>>>>

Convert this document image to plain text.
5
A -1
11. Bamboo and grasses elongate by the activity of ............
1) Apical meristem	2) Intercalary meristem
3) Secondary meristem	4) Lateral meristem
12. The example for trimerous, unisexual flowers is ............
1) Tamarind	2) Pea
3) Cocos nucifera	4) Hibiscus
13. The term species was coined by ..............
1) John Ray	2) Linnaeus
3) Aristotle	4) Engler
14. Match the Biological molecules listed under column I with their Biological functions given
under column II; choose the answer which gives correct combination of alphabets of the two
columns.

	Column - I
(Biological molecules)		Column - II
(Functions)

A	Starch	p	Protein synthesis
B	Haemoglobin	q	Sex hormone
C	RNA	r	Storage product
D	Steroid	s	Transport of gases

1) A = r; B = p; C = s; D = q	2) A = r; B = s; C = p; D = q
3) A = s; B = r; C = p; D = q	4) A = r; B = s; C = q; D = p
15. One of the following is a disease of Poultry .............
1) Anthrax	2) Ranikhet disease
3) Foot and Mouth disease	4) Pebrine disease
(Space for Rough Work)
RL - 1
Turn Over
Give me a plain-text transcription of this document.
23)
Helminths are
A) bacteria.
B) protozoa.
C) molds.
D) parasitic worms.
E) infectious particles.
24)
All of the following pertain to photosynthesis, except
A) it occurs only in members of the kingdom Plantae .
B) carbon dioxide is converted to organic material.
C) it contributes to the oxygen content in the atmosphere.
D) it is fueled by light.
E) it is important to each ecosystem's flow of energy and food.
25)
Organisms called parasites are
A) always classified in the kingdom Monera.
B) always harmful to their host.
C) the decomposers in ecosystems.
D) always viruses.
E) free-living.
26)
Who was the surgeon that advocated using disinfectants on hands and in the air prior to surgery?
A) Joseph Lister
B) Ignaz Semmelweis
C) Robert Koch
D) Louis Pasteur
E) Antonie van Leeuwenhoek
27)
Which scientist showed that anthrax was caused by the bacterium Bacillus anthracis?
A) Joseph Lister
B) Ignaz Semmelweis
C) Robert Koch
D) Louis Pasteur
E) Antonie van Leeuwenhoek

<<<<

Work task.
Whenever the word "Biological" appears in a line of the listing, report that line.

Answer space.
14. Match the Biological molecules listed under column I with their Biological functions given
(Biological molecules)		Column - II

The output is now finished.